_Problem description_. Copy the material word for word, from its first line through the line that contains "tent-1-team-box: ラーゴ河口湖 —", and include both of those lines.

_Task inputs_.
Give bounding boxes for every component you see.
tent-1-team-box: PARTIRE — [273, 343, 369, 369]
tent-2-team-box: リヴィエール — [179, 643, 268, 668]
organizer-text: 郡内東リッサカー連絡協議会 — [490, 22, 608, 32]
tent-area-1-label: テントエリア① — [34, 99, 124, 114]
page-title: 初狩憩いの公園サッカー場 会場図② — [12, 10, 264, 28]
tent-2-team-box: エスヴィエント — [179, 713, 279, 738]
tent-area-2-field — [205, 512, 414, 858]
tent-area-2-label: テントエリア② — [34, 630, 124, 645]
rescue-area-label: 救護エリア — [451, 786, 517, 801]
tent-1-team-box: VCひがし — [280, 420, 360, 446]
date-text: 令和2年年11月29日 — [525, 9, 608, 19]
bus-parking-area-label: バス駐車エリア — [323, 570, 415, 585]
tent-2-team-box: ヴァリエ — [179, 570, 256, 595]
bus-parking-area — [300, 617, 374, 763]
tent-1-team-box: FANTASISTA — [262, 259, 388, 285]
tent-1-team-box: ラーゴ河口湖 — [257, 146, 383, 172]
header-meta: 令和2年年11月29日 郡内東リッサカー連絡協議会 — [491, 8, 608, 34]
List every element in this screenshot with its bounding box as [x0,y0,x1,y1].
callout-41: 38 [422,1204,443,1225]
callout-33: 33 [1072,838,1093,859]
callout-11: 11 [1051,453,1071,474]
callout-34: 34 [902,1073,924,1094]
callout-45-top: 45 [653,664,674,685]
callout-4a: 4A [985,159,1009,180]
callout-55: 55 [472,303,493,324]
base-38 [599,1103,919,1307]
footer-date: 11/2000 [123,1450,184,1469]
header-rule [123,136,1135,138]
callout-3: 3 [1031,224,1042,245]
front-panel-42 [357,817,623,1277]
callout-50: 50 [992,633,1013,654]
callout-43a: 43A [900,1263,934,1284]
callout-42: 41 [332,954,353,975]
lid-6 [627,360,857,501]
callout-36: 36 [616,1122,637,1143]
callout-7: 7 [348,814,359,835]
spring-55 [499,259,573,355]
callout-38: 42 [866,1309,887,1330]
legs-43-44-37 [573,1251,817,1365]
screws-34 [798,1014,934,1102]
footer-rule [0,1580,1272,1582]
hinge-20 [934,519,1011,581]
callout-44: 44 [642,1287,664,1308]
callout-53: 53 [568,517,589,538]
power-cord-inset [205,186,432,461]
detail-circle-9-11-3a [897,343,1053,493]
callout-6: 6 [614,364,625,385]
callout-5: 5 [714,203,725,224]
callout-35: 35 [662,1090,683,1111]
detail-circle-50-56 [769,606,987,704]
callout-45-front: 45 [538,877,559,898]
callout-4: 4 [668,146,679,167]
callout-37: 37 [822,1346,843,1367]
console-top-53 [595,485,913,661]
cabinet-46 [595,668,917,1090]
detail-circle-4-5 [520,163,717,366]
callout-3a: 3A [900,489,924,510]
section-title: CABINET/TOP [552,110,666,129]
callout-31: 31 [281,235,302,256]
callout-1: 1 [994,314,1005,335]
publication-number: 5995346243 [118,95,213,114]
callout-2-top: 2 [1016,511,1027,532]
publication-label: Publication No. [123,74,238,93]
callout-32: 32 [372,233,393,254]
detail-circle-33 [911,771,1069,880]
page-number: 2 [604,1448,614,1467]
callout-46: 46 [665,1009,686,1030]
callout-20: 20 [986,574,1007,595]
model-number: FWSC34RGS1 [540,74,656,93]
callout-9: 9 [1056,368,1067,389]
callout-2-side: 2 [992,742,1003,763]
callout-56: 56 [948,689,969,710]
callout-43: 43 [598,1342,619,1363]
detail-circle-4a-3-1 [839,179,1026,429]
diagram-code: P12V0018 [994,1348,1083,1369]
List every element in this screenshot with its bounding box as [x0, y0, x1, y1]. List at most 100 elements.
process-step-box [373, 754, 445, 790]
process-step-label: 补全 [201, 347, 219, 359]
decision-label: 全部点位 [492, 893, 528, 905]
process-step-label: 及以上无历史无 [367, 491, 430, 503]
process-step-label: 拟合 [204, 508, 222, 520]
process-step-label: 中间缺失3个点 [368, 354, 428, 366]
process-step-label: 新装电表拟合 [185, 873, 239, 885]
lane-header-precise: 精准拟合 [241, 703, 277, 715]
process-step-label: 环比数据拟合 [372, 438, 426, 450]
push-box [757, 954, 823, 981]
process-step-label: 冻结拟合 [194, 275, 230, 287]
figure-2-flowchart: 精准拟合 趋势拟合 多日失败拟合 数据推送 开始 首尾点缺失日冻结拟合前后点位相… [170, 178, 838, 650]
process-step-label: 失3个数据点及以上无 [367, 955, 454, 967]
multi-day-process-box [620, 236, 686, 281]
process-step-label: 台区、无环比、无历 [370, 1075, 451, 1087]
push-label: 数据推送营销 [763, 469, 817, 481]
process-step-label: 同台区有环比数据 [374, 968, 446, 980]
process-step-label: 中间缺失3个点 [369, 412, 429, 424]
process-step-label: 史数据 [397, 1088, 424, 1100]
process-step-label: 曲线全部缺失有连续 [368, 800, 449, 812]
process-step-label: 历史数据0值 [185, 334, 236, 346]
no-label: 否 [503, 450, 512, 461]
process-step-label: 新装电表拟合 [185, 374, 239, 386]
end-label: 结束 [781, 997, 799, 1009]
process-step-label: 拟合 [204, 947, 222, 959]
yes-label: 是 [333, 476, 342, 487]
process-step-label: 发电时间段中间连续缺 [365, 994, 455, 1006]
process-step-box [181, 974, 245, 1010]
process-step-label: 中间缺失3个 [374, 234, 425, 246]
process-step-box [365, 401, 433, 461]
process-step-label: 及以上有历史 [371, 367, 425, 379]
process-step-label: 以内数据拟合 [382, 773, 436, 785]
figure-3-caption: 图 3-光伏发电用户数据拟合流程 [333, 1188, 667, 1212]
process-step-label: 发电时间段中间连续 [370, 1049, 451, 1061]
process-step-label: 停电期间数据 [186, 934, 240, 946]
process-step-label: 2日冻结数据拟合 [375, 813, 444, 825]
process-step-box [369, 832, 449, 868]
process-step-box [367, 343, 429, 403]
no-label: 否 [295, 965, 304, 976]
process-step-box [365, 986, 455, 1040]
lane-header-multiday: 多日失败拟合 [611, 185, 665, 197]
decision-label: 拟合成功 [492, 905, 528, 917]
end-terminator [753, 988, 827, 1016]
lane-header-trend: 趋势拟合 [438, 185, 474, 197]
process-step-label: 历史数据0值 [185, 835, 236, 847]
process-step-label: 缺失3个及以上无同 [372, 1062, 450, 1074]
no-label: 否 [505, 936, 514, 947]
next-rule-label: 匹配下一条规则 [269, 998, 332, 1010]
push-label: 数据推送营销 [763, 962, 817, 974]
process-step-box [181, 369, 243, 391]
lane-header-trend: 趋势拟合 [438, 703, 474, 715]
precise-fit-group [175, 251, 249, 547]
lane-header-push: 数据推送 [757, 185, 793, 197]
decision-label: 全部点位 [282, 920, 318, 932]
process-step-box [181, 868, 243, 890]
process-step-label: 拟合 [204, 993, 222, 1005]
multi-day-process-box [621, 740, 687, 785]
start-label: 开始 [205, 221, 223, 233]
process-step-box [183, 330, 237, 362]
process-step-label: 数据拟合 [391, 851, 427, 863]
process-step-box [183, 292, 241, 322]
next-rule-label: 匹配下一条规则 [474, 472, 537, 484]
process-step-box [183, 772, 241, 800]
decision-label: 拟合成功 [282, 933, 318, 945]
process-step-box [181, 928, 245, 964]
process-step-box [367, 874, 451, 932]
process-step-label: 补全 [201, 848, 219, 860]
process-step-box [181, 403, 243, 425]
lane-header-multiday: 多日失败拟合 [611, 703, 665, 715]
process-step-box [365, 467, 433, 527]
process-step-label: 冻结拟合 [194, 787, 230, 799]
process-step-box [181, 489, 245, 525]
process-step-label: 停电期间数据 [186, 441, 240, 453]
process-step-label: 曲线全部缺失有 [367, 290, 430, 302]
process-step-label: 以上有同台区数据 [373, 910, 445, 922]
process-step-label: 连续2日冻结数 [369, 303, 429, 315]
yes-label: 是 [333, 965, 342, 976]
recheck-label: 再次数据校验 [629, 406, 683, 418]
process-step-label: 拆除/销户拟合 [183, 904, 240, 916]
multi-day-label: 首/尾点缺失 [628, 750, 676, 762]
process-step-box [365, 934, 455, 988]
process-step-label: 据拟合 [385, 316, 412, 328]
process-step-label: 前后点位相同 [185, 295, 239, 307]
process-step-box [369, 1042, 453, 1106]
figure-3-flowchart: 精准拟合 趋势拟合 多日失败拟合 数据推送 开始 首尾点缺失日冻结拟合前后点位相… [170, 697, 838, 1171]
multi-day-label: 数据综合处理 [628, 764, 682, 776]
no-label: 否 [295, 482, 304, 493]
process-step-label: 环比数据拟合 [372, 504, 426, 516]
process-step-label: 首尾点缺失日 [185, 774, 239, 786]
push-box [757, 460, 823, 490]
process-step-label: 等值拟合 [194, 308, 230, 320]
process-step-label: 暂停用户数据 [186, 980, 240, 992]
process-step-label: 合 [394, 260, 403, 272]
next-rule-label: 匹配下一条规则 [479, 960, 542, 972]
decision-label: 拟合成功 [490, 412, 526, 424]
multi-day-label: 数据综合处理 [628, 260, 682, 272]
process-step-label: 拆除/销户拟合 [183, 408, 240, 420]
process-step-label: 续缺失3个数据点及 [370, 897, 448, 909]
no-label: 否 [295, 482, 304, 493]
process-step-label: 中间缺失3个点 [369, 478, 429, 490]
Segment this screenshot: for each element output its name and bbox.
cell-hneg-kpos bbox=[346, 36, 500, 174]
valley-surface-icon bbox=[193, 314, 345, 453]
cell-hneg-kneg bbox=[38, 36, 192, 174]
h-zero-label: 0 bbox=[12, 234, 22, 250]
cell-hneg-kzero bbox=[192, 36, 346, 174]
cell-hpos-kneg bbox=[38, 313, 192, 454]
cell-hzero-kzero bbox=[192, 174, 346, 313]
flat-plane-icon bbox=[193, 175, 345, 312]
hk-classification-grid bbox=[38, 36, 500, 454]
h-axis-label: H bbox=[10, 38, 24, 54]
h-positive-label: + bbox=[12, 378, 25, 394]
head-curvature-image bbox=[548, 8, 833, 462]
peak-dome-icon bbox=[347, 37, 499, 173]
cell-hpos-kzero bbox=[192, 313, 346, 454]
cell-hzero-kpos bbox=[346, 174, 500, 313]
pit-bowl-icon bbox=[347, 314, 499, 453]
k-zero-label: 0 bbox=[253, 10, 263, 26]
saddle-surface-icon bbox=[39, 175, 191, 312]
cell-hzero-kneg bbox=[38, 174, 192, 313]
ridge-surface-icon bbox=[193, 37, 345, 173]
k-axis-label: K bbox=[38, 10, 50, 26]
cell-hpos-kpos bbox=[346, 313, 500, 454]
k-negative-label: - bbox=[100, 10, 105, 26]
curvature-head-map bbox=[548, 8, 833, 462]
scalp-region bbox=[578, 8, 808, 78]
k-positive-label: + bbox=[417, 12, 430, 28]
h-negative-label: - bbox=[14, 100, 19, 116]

_Result_.
Give bounding boxes for every component you see.
tent-1-team-box: PARTIRE — [273, 343, 369, 369]
tent-2-team-box: リヴィエール — [179, 643, 268, 668]
organizer-text: 郡内東リッサカー連絡協議会 — [490, 22, 608, 32]
tent-area-1-label: テントエリア① — [34, 99, 124, 114]
page-title: 初狩憩いの公園サッカー場 会場図② — [12, 10, 264, 28]
tent-2-team-box: エスヴィエント — [179, 713, 279, 738]
tent-area-2-field — [205, 512, 414, 858]
tent-area-2-label: テントエリア② — [34, 630, 124, 645]
rescue-area-label: 救護エリア — [451, 786, 517, 801]
tent-1-team-box: VCひがし — [280, 420, 360, 446]
date-text: 令和2年年11月29日 — [525, 9, 608, 19]
bus-parking-area-label: バス駐車エリア — [323, 570, 415, 585]
tent-2-team-box: ヴァリエ — [179, 570, 256, 595]
bus-parking-area — [300, 617, 374, 763]
tent-1-team-box: FANTASISTA — [262, 259, 388, 285]
tent-1-team-box: ラーゴ河口湖 — [257, 146, 383, 172]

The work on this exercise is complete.